:: Your instructions ::
In your copy, repeat the records exactly and leave out the pictures.

* * *

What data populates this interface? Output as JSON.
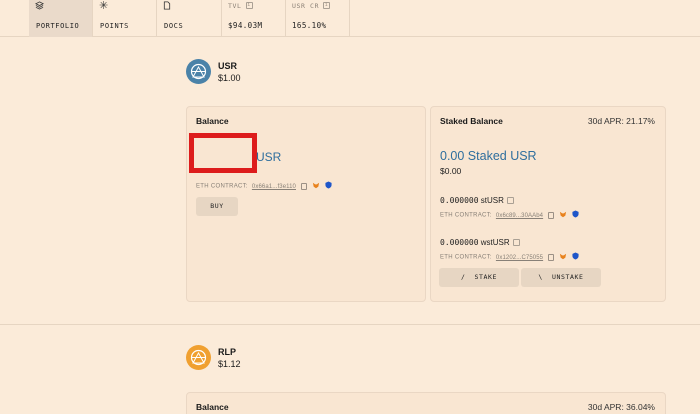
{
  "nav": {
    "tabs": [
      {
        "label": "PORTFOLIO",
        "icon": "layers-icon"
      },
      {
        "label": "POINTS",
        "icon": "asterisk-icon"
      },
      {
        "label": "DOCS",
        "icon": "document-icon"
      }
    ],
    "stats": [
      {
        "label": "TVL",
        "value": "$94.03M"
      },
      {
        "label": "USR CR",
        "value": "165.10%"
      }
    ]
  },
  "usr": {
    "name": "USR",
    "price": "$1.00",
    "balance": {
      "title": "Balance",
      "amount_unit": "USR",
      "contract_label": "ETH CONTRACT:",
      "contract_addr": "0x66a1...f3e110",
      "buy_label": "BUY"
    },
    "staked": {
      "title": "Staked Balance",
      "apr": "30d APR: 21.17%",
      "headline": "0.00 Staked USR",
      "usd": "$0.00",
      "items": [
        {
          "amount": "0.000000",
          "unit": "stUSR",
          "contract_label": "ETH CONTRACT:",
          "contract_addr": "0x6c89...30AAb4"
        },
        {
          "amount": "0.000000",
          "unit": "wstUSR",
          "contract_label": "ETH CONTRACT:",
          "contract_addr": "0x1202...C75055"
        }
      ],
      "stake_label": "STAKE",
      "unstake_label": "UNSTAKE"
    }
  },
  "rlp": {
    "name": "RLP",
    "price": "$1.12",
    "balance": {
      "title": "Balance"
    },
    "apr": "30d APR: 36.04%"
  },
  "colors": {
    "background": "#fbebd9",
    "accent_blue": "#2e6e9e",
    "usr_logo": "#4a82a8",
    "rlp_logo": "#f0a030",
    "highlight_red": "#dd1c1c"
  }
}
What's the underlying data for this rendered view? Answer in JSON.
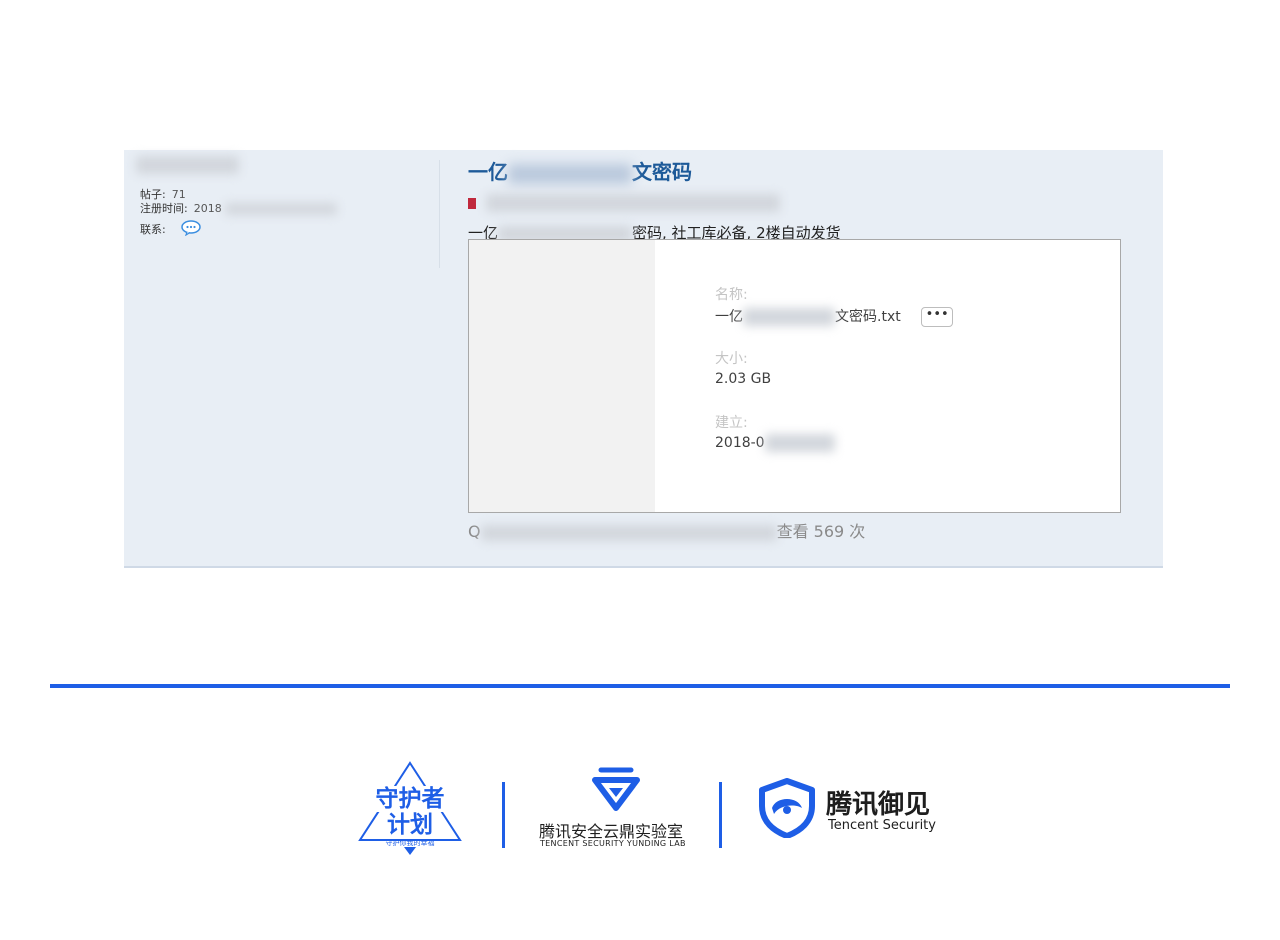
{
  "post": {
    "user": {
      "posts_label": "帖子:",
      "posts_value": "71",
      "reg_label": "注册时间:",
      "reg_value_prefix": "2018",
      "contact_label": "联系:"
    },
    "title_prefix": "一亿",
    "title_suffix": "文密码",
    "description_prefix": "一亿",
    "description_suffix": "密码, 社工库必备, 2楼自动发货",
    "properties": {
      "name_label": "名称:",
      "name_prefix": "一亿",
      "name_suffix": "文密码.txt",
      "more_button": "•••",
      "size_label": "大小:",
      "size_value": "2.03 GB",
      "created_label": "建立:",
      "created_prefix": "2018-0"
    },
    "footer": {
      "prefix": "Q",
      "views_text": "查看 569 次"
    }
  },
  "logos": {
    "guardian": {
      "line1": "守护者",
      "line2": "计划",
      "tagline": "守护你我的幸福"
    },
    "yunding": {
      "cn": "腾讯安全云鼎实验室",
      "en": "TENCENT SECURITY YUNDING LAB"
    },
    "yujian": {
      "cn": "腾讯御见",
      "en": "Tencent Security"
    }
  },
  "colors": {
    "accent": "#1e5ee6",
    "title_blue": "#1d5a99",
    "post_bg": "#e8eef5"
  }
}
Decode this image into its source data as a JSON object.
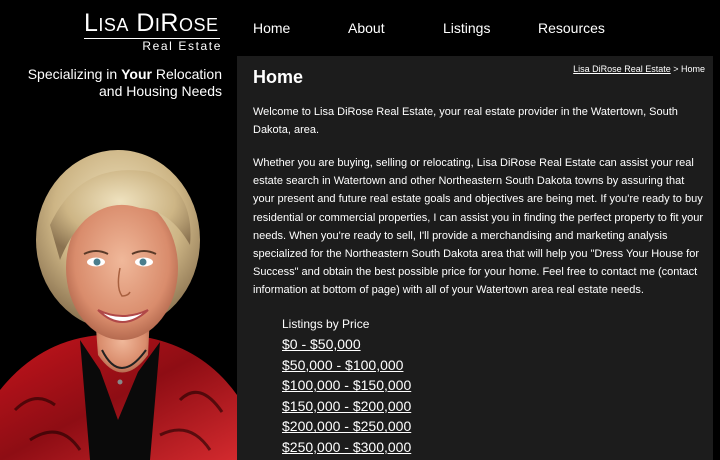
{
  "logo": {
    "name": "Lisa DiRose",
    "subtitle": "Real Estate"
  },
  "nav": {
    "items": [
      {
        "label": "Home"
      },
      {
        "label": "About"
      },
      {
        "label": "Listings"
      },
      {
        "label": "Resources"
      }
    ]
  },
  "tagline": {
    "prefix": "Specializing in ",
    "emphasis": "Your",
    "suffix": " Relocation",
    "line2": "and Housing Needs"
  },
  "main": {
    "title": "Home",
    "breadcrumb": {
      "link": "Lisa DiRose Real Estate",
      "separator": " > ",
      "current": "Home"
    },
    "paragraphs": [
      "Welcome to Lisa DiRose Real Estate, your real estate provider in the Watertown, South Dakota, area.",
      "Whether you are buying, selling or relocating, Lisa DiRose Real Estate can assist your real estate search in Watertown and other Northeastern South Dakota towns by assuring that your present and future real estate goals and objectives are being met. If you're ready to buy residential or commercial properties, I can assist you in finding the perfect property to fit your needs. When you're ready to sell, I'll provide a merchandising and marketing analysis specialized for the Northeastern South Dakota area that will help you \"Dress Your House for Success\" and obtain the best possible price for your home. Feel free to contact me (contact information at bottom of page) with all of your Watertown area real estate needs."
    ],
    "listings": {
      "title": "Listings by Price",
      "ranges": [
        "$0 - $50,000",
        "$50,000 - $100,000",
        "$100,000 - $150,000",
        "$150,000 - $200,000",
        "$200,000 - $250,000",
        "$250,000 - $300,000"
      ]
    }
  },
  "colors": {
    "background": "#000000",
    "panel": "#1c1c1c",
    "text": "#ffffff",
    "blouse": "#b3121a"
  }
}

* * *

:: Exercise result ::
What data populates this interface? Output as JSON.
{
  "nav": {
    "tabs": [
      {
        "label": "PORTFOLIO",
        "icon": "layers-icon"
      },
      {
        "label": "POINTS",
        "icon": "asterisk-icon"
      },
      {
        "label": "DOCS",
        "icon": "document-icon"
      }
    ],
    "stats": [
      {
        "label": "TVL",
        "value": "$94.03M"
      },
      {
        "label": "USR CR",
        "value": "165.10%"
      }
    ]
  },
  "usr": {
    "name": "USR",
    "price": "$1.00",
    "balance": {
      "title": "Balance",
      "amount_unit": "USR",
      "contract_label": "ETH CONTRACT:",
      "contract_addr": "0x66a1...f3e110",
      "buy_label": "BUY"
    },
    "staked": {
      "title": "Staked Balance",
      "apr": "30d APR: 21.17%",
      "headline": "0.00 Staked USR",
      "usd": "$0.00",
      "items": [
        {
          "amount": "0.000000",
          "unit": "stUSR",
          "contract_label": "ETH CONTRACT:",
          "contract_addr": "0x6c89...30AAb4"
        },
        {
          "amount": "0.000000",
          "unit": "wstUSR",
          "contract_label": "ETH CONTRACT:",
          "contract_addr": "0x1202...C75055"
        }
      ],
      "stake_label": "STAKE",
      "unstake_label": "UNSTAKE"
    }
  },
  "rlp": {
    "name": "RLP",
    "price": "$1.12",
    "balance": {
      "title": "Balance"
    },
    "apr": "30d APR: 36.04%"
  },
  "colors": {
    "background": "#fbebd9",
    "accent_blue": "#2e6e9e",
    "usr_logo": "#4a82a8",
    "rlp_logo": "#f0a030",
    "highlight_red": "#dd1c1c"
  }
}
What's the underlying data for this rendered view? Answer in JSON.
{
  "post": {
    "user": {
      "posts_label": "帖子:",
      "posts_value": "71",
      "reg_label": "注册时间:",
      "reg_value_prefix": "2018",
      "contact_label": "联系:"
    },
    "title_prefix": "一亿",
    "title_suffix": "文密码",
    "description_prefix": "一亿",
    "description_suffix": "密码, 社工库必备, 2楼自动发货",
    "properties": {
      "name_label": "名称:",
      "name_prefix": "一亿",
      "name_suffix": "文密码.txt",
      "more_button": "•••",
      "size_label": "大小:",
      "size_value": "2.03 GB",
      "created_label": "建立:",
      "created_prefix": "2018-0"
    },
    "footer": {
      "prefix": "Q",
      "views_text": "查看 569 次"
    }
  },
  "logos": {
    "guardian": {
      "line1": "守护者",
      "line2": "计划",
      "tagline": "守护你我的幸福"
    },
    "yunding": {
      "cn": "腾讯安全云鼎实验室",
      "en": "TENCENT SECURITY YUNDING LAB"
    },
    "yujian": {
      "cn": "腾讯御见",
      "en": "Tencent Security"
    }
  },
  "colors": {
    "accent": "#1e5ee6",
    "title_blue": "#1d5a99",
    "post_bg": "#e8eef5"
  }
}
Decode this image into its source data as a JSON object.
{
  "logo": {
    "name": "Lisa DiRose",
    "subtitle": "Real Estate"
  },
  "nav": {
    "items": [
      {
        "label": "Home"
      },
      {
        "label": "About"
      },
      {
        "label": "Listings"
      },
      {
        "label": "Resources"
      }
    ]
  },
  "tagline": {
    "prefix": "Specializing in ",
    "emphasis": "Your",
    "suffix": " Relocation",
    "line2": "and Housing Needs"
  },
  "main": {
    "title": "Home",
    "breadcrumb": {
      "link": "Lisa DiRose Real Estate",
      "separator": " > ",
      "current": "Home"
    },
    "paragraphs": [
      "Welcome to Lisa DiRose Real Estate, your real estate provider in the Watertown, South Dakota, area.",
      "Whether you are buying, selling or relocating, Lisa DiRose Real Estate can assist your real estate search in Watertown and other Northeastern South Dakota towns by assuring that your present and future real estate goals and objectives are being met. If you're ready to buy residential or commercial properties, I can assist you in finding the perfect property to fit your needs. When you're ready to sell, I'll provide a merchandising and marketing analysis specialized for the Northeastern South Dakota area that will help you \"Dress Your House for Success\" and obtain the best possible price for your home. Feel free to contact me (contact information at bottom of page) with all of your Watertown area real estate needs."
    ],
    "listings": {
      "title": "Listings by Price",
      "ranges": [
        "$0 - $50,000",
        "$50,000 - $100,000",
        "$100,000 - $150,000",
        "$150,000 - $200,000",
        "$200,000 - $250,000",
        "$250,000 - $300,000"
      ]
    }
  },
  "colors": {
    "background": "#000000",
    "panel": "#1c1c1c",
    "text": "#ffffff",
    "blouse": "#b3121a"
  }
}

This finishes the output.